──────── Data lines ────────
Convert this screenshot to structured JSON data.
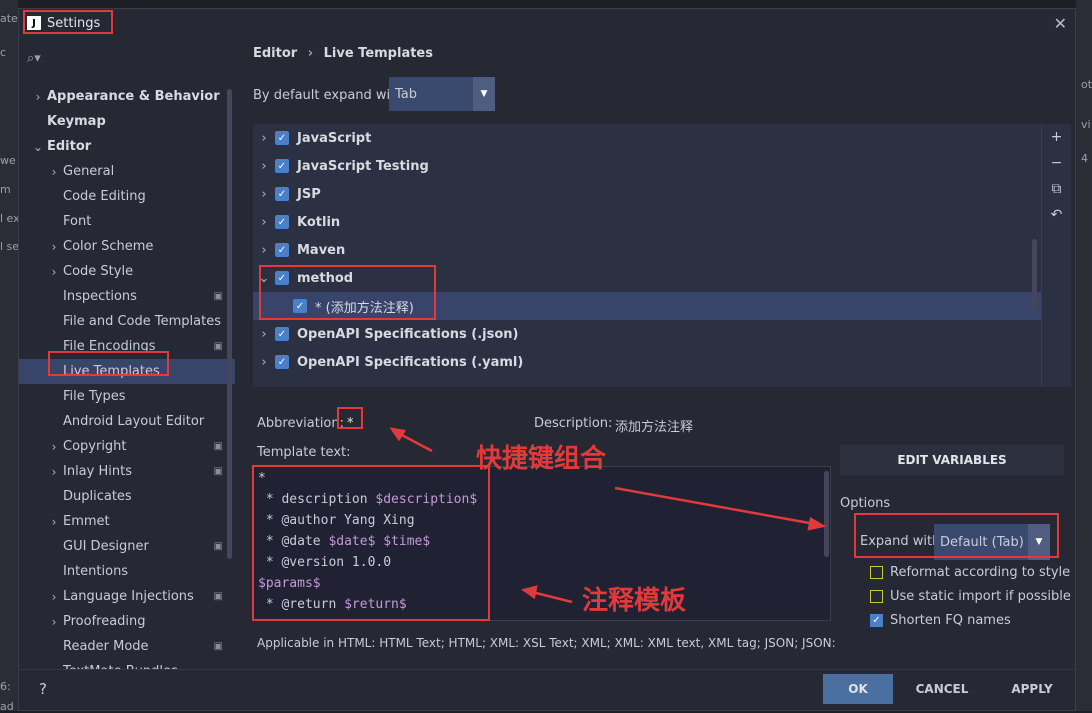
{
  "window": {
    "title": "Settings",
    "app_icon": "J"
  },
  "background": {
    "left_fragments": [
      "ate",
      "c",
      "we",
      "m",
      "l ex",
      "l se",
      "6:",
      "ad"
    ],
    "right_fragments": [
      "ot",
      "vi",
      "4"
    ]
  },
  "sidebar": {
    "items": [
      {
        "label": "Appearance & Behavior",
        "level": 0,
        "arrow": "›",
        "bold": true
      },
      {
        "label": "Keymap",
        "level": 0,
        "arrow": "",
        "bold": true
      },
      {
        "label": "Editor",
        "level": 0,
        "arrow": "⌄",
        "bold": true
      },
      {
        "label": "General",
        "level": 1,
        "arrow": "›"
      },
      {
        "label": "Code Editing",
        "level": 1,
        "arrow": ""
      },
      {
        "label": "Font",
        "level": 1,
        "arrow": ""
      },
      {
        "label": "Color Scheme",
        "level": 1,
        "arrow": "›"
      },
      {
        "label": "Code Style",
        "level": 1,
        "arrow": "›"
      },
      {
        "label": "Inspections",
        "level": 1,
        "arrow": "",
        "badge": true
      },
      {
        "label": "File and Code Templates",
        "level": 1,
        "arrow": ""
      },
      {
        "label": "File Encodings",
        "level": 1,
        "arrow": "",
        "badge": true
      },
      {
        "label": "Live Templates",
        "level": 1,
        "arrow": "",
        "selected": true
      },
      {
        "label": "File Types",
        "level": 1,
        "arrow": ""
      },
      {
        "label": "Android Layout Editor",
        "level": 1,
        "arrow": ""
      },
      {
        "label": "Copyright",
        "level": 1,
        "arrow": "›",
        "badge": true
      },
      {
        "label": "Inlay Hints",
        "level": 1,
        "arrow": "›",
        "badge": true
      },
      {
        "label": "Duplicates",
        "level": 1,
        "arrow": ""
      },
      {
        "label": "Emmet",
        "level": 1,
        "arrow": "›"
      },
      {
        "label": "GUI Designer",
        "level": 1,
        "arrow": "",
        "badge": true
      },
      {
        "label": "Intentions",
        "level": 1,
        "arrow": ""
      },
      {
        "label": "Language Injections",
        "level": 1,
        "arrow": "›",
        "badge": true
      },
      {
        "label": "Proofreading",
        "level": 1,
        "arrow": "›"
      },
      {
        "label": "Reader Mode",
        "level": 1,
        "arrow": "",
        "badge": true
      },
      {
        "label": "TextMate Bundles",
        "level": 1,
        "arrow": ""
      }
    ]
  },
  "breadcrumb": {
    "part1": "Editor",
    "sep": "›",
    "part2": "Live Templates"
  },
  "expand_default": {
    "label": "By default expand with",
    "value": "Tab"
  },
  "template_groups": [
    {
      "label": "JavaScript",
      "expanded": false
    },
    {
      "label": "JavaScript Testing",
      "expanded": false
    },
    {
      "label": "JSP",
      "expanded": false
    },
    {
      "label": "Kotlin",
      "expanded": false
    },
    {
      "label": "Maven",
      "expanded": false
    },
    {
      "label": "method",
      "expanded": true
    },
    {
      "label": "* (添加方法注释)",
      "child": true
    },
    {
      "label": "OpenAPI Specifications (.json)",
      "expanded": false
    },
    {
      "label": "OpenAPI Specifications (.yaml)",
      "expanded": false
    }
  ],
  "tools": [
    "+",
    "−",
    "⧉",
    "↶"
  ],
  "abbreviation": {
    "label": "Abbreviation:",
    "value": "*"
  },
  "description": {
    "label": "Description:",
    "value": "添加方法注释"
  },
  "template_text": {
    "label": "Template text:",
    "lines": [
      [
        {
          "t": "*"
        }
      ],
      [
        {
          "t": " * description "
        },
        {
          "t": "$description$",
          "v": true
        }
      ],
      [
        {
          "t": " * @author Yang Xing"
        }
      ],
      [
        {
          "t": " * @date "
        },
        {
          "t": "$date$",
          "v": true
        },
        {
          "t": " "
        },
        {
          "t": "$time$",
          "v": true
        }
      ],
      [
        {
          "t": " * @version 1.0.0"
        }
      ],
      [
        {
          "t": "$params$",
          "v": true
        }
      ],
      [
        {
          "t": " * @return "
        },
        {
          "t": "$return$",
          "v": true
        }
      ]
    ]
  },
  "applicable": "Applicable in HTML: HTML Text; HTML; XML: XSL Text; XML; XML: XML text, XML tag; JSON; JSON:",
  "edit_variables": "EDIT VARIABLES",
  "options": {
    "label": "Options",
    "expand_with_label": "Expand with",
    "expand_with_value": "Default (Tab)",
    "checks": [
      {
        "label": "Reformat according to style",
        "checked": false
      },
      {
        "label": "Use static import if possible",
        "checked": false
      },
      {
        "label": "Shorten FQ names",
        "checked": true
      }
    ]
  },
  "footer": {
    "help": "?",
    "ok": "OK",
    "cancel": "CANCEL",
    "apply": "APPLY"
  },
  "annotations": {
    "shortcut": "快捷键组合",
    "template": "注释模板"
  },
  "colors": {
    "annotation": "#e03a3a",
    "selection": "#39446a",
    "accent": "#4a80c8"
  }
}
────────
## Given exercise:
Search the listing for the word "File" and return each line that holds it.

## Answer below:
        "label": "File and Code Templates",
        "label": "File Encodings",
        "label": "File Types",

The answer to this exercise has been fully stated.